■ Request ■
Update the passage on IME composers, starting at "Radical composers are" and ending at "Traditional-Chinese keyboard, etc.", so that "Korean keyboard" is changed to "Hangul keyboard" everywhere in that span.

■ Source passage ■
An IME usually shows the text being composed by a composer with its own style to distinguish it from the existing text. Even though most of composers output phonetic characters, some composers (such as Bopomofo composers) output a placeholder character instead of phonetic characters while composing text.

need to define composition window

probably should define radical

probably should define clause here too

2.1.1 Phonetic composer

Phonetic composers are not only used for typing Simplified Chinese and Japanese, but also used for typing non-ASCII characters (such as mathematical symbols, Yi, Amharic, etc.) with a US-101 keyboard. Each of these languages has a mapping table from its character to a sequence of ASCII characters representing its pronunciation: e.g., ‘か’ to ‘ka’ in Japanese, and; ‘卡’ to ‘ka’ in Simplified Chinese. This mapping table is called as Romaji for Japanese and Pinyin for Simplified Chinese, respectively. A phonetic composer uses these mapping tables to compose a phonetic character from a sequence of ASCII characters produced by a US keyboard.

A phonetic composer for Simplified Chinese outputs the input ASCII characters as its composition text.

On the other hand, a phonetic composer for Japanese outputs phonetic characters when the input ASCII characters have matching phonetic characters.

A phonetic composer for mathematical symbols outputs a composed mathematical symbol and shows the source keystrokes to its own window, which is an example of a composition window.

2.1.2 Radical composer

Radical composers are mainly used for typing Traditional Chinese and Korean with phonetic keyboards. Each phonetic keyboard of these languages can produce phonetic radicals: e.g., typing ‘r’ produces ‘ㄱ’ on a Korean keyboard; typing ‘o’ produces ‘人’ on a Traditional-Chinese (or Bopomofo) keyboard, etc. A radical composer composes a phonetic character from phonetic radicals given by these keyboards: e.g., typing 'ㄱ' (r) and 'ㅏ' (k) produces '가' on a Korean keyboard; typing ‘人’ (o), ‘弓’ (n), and ‘火’ (f) produces ‘你’ on a Traditional-Chinese keyboard, etc.

A radical composer for Korean outputs the phonetic radicals as its composition text.

A radical composer for Traditional Chinese outputs a placeholder character (U+3000) and shows the phonetic radicals being composed to its own window. This window is an example of a composition window.

Some platforms (such as Mac and Linux) use radical composers for typing accented characters used in European countries. For example, typing ‘ ̈ ’ (option+u) and ‘a’ (a) produces ‘ä’ on US keyboards of Mac.

2.2 Converter

A converter is a context-sensitive parser used for replacing the outputs of a composer to ideographic characters on Chinese, Japanese, and Korean.

Korean does not use ideographic characters so often.

Because Chinese, Japanese, and Korean have many homonyms, each sequence of phonetic characters usually matches many ideographic characters: e.g., a Japanese phonetic character 'か' matches Japanese ideographic characters ‘化’, ‘科’, ‘課’, etc.; Pinyin characters ‘ka’ matches Simplified-Chinese ideographic characters ‘卡', ‘喀’, ‘咯’, etc.; Bopomofo characters ‘人弓’ matches Traditional-Chinese ideographic characters ‘乞’, ‘亿’, ‘亇’, etc.

A converter looks up a dictionary and shows a list of candidates of possible ideographic characters so a user can choose one. This list is known as a candidate list. A candidate list is known as a candidate window when it has its own window.

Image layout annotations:
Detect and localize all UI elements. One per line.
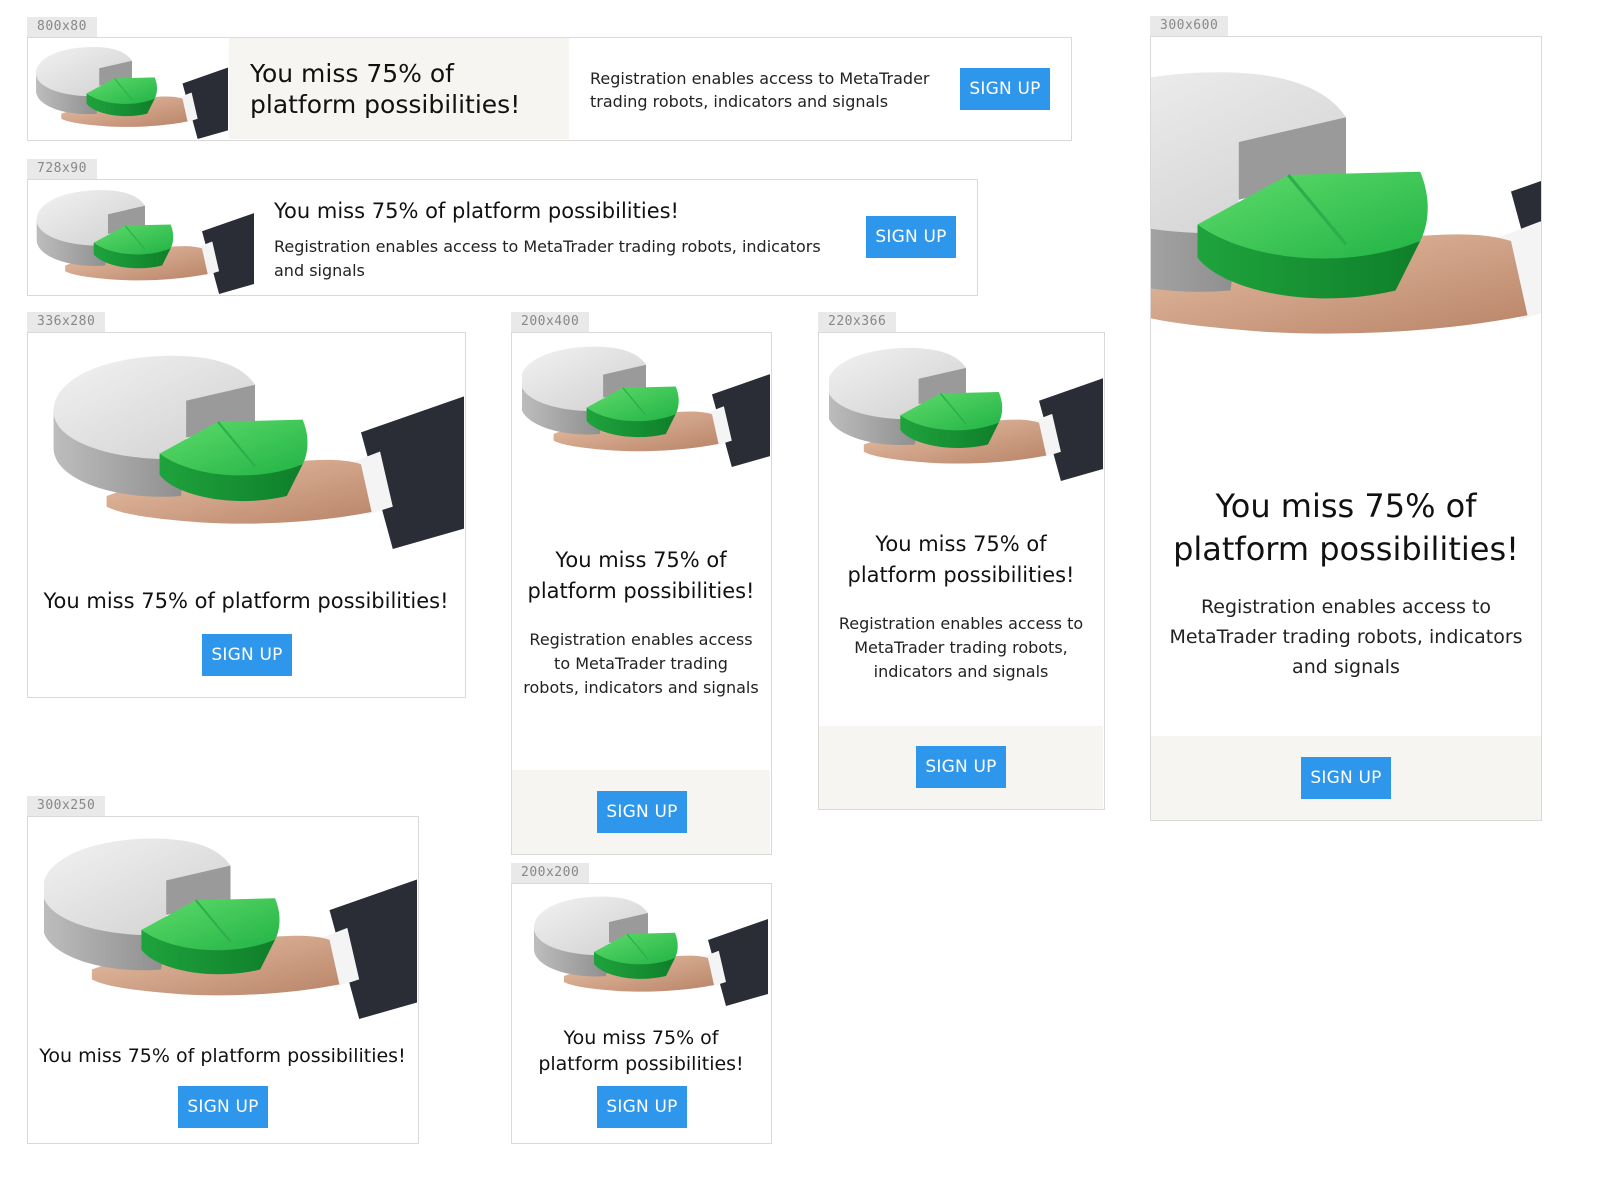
size-label: 800x80: [27, 17, 97, 37]
banner-300x250: 300x250 You miss 75% of platform possibi…: [27, 796, 419, 1144]
size-label: 336x280: [27, 312, 106, 332]
body-line: Registration enables access to MetaTrade…: [590, 69, 930, 88]
hand-holding-pie-chart-icon: [46, 337, 464, 549]
banner-frame: You miss 75% of platform possibilities! …: [818, 332, 1105, 810]
hand-holding-pie-chart-icon: [44, 821, 417, 1019]
sign-up-button[interactable]: SIGN UP: [597, 791, 687, 833]
banner-200x400: 200x400 You miss 75% of platform possibi…: [511, 312, 772, 855]
hand-holding-pie-chart-icon: [829, 335, 1103, 481]
banner-300x600: 300x600 You miss 75% of platform possibi…: [1150, 16, 1542, 821]
banner-frame: You miss 75% of platform possibilities! …: [27, 37, 1072, 141]
headline: You miss 75% of platform possibilities!: [512, 545, 770, 607]
banner-800x80: 800x80 You miss 75% of platform possibil…: [27, 17, 1072, 141]
body-line: MetaTrader trading robots, indicators: [1169, 626, 1523, 648]
sign-up-button[interactable]: SIGN UP: [1301, 757, 1391, 799]
headline-line: You miss 75% of: [1215, 487, 1477, 525]
banner-frame: You miss 75% of platform possibilities! …: [27, 179, 978, 296]
headline-line: platform possibilities!: [847, 563, 1075, 587]
size-label: 200x200: [511, 863, 590, 883]
body-line: to MetaTrader trading: [554, 654, 728, 673]
body-line: robots, indicators and signals: [523, 678, 759, 697]
headline: You miss 75% of platform possibilities!: [274, 199, 679, 223]
headline-line: platform possibilities!: [250, 90, 521, 119]
hand-holding-pie-chart-icon: [36, 38, 228, 139]
sign-up-button[interactable]: SIGN UP: [178, 1086, 268, 1128]
headline: You miss 75% of platform possibilities!: [1151, 485, 1541, 571]
body-line: and signals: [274, 261, 365, 280]
banner-frame: You miss 75% of platform possibilities! …: [511, 332, 772, 855]
body-text: Registration enables access to MetaTrade…: [274, 235, 854, 283]
body-text: Registration enables access to MetaTrade…: [590, 67, 960, 113]
banner-frame: You miss 75% of platform possibilities! …: [27, 816, 419, 1144]
body-text: Registration enables access to MetaTrade…: [819, 612, 1103, 684]
sign-up-button[interactable]: SIGN UP: [916, 746, 1006, 788]
size-label: 220x366: [818, 312, 897, 332]
body-text: Registration enables access to MetaTrade…: [1151, 592, 1541, 682]
headline-line: You miss 75% of: [875, 532, 1047, 556]
hand-holding-pie-chart-icon: [1151, 43, 1541, 373]
headline-line: You miss 75% of: [563, 1027, 719, 1049]
headline: You miss 75% of platform possibilities!: [512, 1025, 770, 1077]
body-line: Registration enables access to: [838, 614, 1084, 633]
sign-up-button[interactable]: SIGN UP: [597, 1086, 687, 1128]
body-line: Registration enables access: [529, 630, 753, 649]
headline-line: platform possibilities!: [1173, 530, 1519, 568]
size-label: 200x400: [511, 312, 590, 332]
body-line: MetaTrader trading robots,: [854, 638, 1068, 657]
body-line: and signals: [1292, 656, 1400, 678]
sign-up-button[interactable]: SIGN UP: [960, 68, 1050, 110]
banner-220x366: 220x366 You miss 75% of platform possibi…: [818, 312, 1105, 810]
sign-up-button[interactable]: SIGN UP: [202, 634, 292, 676]
banner-frame: You miss 75% of platform possibilities! …: [511, 883, 772, 1144]
body-line: Registration enables access to: [1200, 596, 1492, 618]
body-line: trading robots, indicators and signals: [590, 92, 889, 111]
hand-holding-pie-chart-icon: [36, 180, 254, 294]
hand-holding-pie-chart-icon: [528, 886, 768, 1006]
banner-728x90: 728x90 You miss 75% of platform possibil…: [27, 159, 978, 297]
size-label: 728x90: [27, 159, 97, 179]
banner-200x200: 200x200 You miss 75% of platform possibi…: [511, 863, 772, 1144]
headline: You miss 75% of platform possibilities!: [43, 589, 449, 613]
body-line: Registration enables access to MetaTrade…: [274, 237, 821, 256]
headline: You miss 75% of platform possibilities!: [819, 529, 1103, 591]
headline-line: You miss 75% of: [555, 548, 727, 572]
banner-frame: You miss 75% of platform possibilities! …: [27, 332, 466, 698]
hand-holding-pie-chart-icon: [522, 335, 770, 467]
headline: You miss 75% of platform possibilities!: [250, 58, 560, 120]
headline-line: platform possibilities!: [527, 579, 755, 603]
sign-up-button[interactable]: SIGN UP: [866, 216, 956, 258]
body-line: indicators and signals: [873, 662, 1049, 681]
headline: You miss 75% of platform possibilities!: [39, 1045, 406, 1067]
headline-line: platform possibilities!: [538, 1053, 744, 1075]
size-label: 300x600: [1150, 16, 1229, 36]
size-label: 300x250: [27, 796, 106, 816]
headline-line: You miss 75% of: [250, 59, 454, 88]
body-text: Registration enables access to MetaTrade…: [512, 628, 770, 700]
banner-frame: You miss 75% of platform possibilities! …: [1150, 36, 1542, 821]
banner-336x280: 336x280 You miss 75% of platform possibi…: [27, 312, 466, 698]
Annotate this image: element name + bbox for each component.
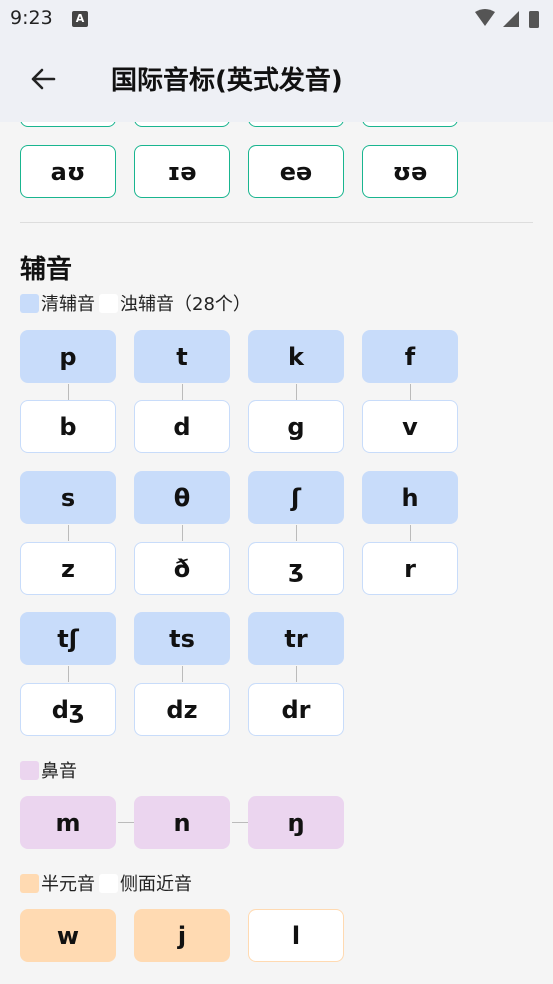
nasal-connector — [118, 822, 134, 823]
lateral-label: 侧面近音 — [120, 874, 192, 895]
semivowel-key[interactable]: w — [20, 909, 116, 962]
pair-connector — [68, 666, 69, 682]
nasal-legend: 鼻音 — [20, 757, 77, 783]
nasal-key[interactable]: ŋ — [248, 796, 344, 849]
consonant-key[interactable]: tr — [248, 612, 344, 665]
status-icons — [475, 9, 539, 28]
vowel-key[interactable]: ɪə — [134, 145, 230, 198]
voiced-swatch — [99, 293, 118, 313]
pair-connector — [410, 384, 411, 400]
consonant-key[interactable]: b — [20, 400, 116, 453]
consonant-key[interactable]: s — [20, 471, 116, 524]
vowel-key[interactable]: ʊə — [362, 145, 458, 198]
consonant-key[interactable]: ʃ — [248, 471, 344, 524]
voiceless-label: 清辅音 — [41, 294, 95, 315]
semivowel-swatch — [20, 873, 39, 893]
semivowel-key[interactable]: j — [134, 909, 230, 962]
nasal-swatch — [20, 760, 39, 780]
nasal-key[interactable]: n — [134, 796, 230, 849]
consonant-key[interactable]: v — [362, 400, 458, 453]
consonant-key[interactable]: h — [362, 471, 458, 524]
pair-connector — [182, 525, 183, 541]
consonant-key[interactable]: ʒ — [248, 542, 344, 595]
pair-connector — [182, 666, 183, 682]
consonants-heading: 辅音 — [20, 255, 73, 285]
pair-connector — [410, 525, 411, 541]
approximant-legend: 半元音 侧面近音 — [20, 870, 192, 896]
page-title: 国际音标(英式发音) — [111, 66, 343, 96]
consonant-key[interactable]: dr — [248, 683, 344, 736]
consonant-key[interactable]: k — [248, 330, 344, 383]
pair-connector — [68, 384, 69, 400]
signal-icon — [503, 11, 519, 27]
nasal-key[interactable]: m — [20, 796, 116, 849]
pair-connector — [68, 525, 69, 541]
vowel-key[interactable]: eə — [248, 145, 344, 198]
status-bar: 9:23 A — [0, 0, 553, 38]
consonant-key[interactable]: θ — [134, 471, 230, 524]
nasal-connector — [232, 822, 248, 823]
status-time: 9:23 — [10, 7, 53, 29]
consonant-key[interactable]: z — [20, 542, 116, 595]
voiceless-swatch — [20, 293, 39, 313]
pair-connector — [296, 384, 297, 400]
consonant-key[interactable]: ts — [134, 612, 230, 665]
notification-icon: A — [72, 11, 88, 27]
back-arrow-icon[interactable] — [28, 64, 58, 94]
consonant-key[interactable]: g — [248, 400, 344, 453]
consonant-key[interactable]: d — [134, 400, 230, 453]
voiced-label: 浊辅音（28个） — [120, 294, 251, 315]
consonant-key[interactable]: dz — [134, 683, 230, 736]
pair-connector — [296, 666, 297, 682]
pair-connector — [296, 525, 297, 541]
lateral-swatch — [99, 873, 118, 893]
vowel-key[interactable]: aʊ — [20, 145, 116, 198]
consonant-key[interactable]: dʒ — [20, 683, 116, 736]
semivowel-label: 半元音 — [41, 874, 95, 895]
consonant-key[interactable]: r — [362, 542, 458, 595]
section-divider — [20, 222, 533, 223]
consonant-key[interactable]: ð — [134, 542, 230, 595]
lateral-key[interactable]: l — [248, 909, 344, 962]
consonant-key[interactable]: tʃ — [20, 612, 116, 665]
wifi-icon — [475, 9, 495, 26]
consonant-legend: 清辅音 浊辅音（28个） — [20, 290, 251, 316]
battery-icon — [529, 11, 539, 28]
consonant-key[interactable]: t — [134, 330, 230, 383]
pair-connector — [182, 384, 183, 400]
consonant-key[interactable]: f — [362, 330, 458, 383]
nasal-label: 鼻音 — [41, 761, 77, 782]
consonant-key[interactable]: p — [20, 330, 116, 383]
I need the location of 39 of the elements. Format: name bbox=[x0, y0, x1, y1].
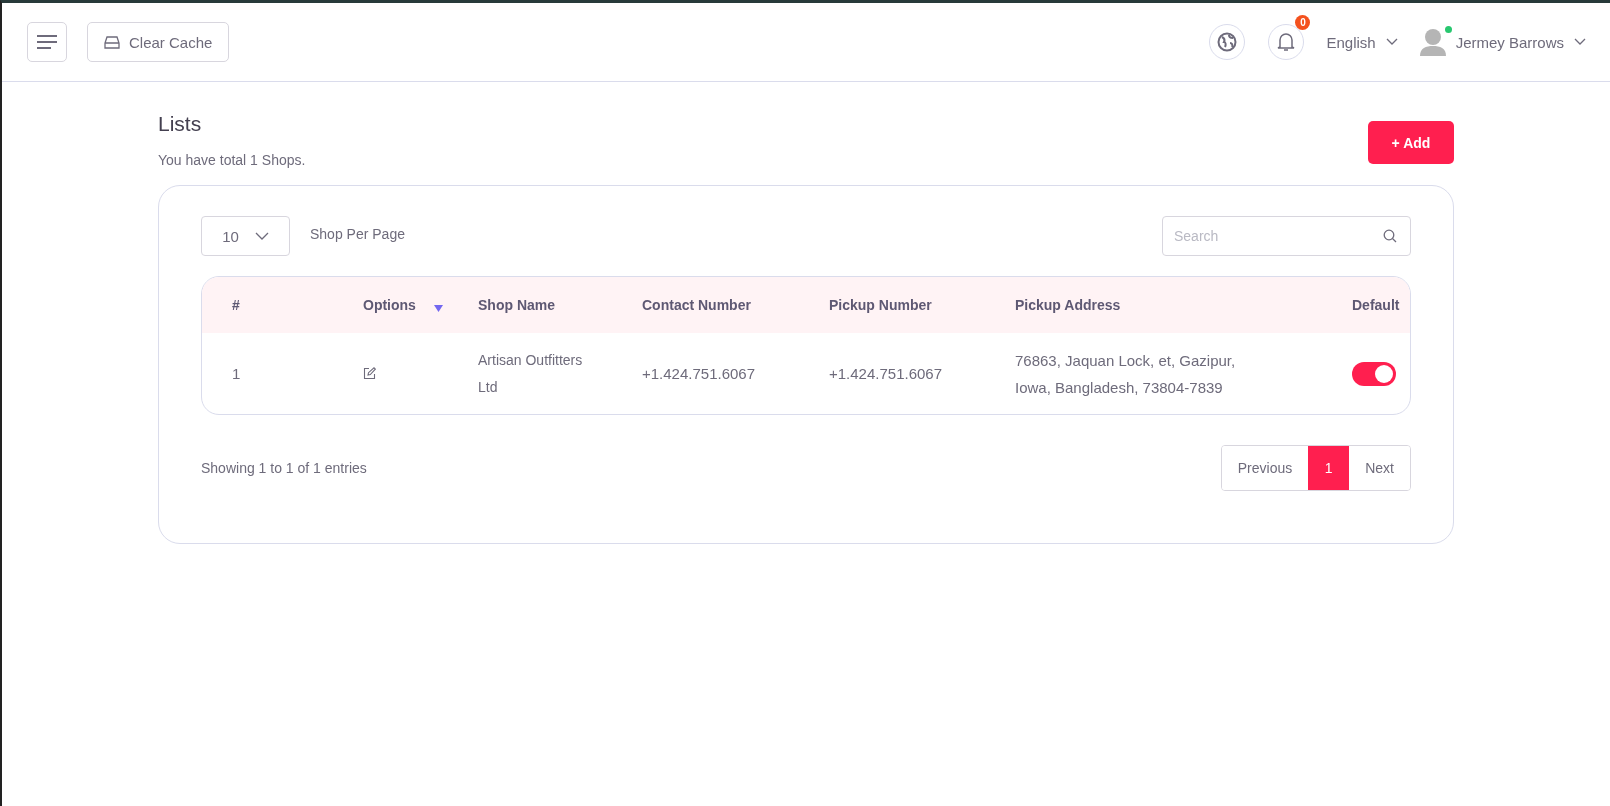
sort-arrow-icon bbox=[433, 304, 443, 312]
clear-cache-button[interactable]: Clear Cache bbox=[87, 22, 230, 62]
column-header: Shop Name bbox=[478, 297, 555, 313]
add-button[interactable]: + Add bbox=[1368, 121, 1454, 164]
language-dropdown[interactable]: English bbox=[1326, 33, 1398, 51]
globe-icon bbox=[1217, 32, 1238, 52]
column-header: Pickup Number bbox=[829, 297, 932, 313]
bell-icon bbox=[1277, 32, 1296, 52]
toggle-switch[interactable] bbox=[1352, 361, 1396, 386]
column-header: Default bbox=[1352, 297, 1400, 313]
column-header: Contact Number bbox=[642, 297, 751, 313]
search-field[interactable]: Search bbox=[1162, 216, 1411, 256]
drive-icon bbox=[104, 35, 120, 49]
table-cell: +1.424.751.6067 bbox=[642, 365, 756, 382]
table-cell-text: 76863, Jaquan Lock, et, Gazipur, Iowa, Bangladesh, 73804-7839 bbox=[1015, 350, 1237, 398]
avatar-icon bbox=[1419, 28, 1446, 56]
menu-icon bbox=[37, 35, 57, 49]
column-header: Pickup Address bbox=[1015, 297, 1121, 313]
chevron-down-icon bbox=[1574, 38, 1586, 46]
table-cell: +1.424.751.6067 bbox=[829, 365, 943, 382]
menu-button[interactable] bbox=[27, 22, 67, 62]
entries-info: Showing 1 to 1 of 1 entries bbox=[201, 460, 367, 476]
table-cell: 1 bbox=[232, 365, 241, 382]
page-button[interactable]: 1 bbox=[1308, 446, 1350, 490]
per-page-select[interactable]: 10 bbox=[201, 216, 290, 256]
notification-badge: 0 bbox=[1295, 15, 1311, 30]
chevron-down-icon bbox=[254, 232, 269, 240]
table-cell-text: Artisan Outfitters Ltd bbox=[478, 350, 584, 397]
user-menu[interactable]: Jermey Barrows bbox=[1419, 28, 1586, 56]
search-icon bbox=[1383, 229, 1397, 243]
column-header[interactable]: Options bbox=[363, 297, 443, 313]
column-header: # bbox=[232, 297, 240, 313]
chevron-down-icon bbox=[1385, 38, 1398, 46]
page-title: Lists bbox=[158, 112, 203, 136]
edit-icon[interactable] bbox=[363, 367, 376, 380]
page-subtitle: You have total 1 Shops. bbox=[158, 152, 306, 168]
globe-button[interactable] bbox=[1209, 24, 1246, 60]
notifications-button[interactable] bbox=[1268, 24, 1305, 60]
per-page-label: Shop Per Page bbox=[310, 226, 405, 242]
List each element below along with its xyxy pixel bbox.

■ Correct answer ■
Radical composers are mainly used for typing Traditional Chinese and Korean with phonetic keyboards. Each phonetic keyboard of these languages can produce phonetic radicals: e.g., typing ‘r’ produces ‘ㄱ’ on a Hangul keyboard; typing ‘o’ produces ‘人’ on a Traditional-Chinese (or Bopomofo) keyboard, etc. A radical composer composes a phonetic character from phonetic radicals given by these keyboards: e.g., typing 'ㄱ' (r) and 'ㅏ' (k) produces '가' on a Hangul keyboard; typing ‘人’ (o), ‘弓’ (n), and ‘火’ (f) produces ‘你’ on a Traditional-Chinese keyboard, etc.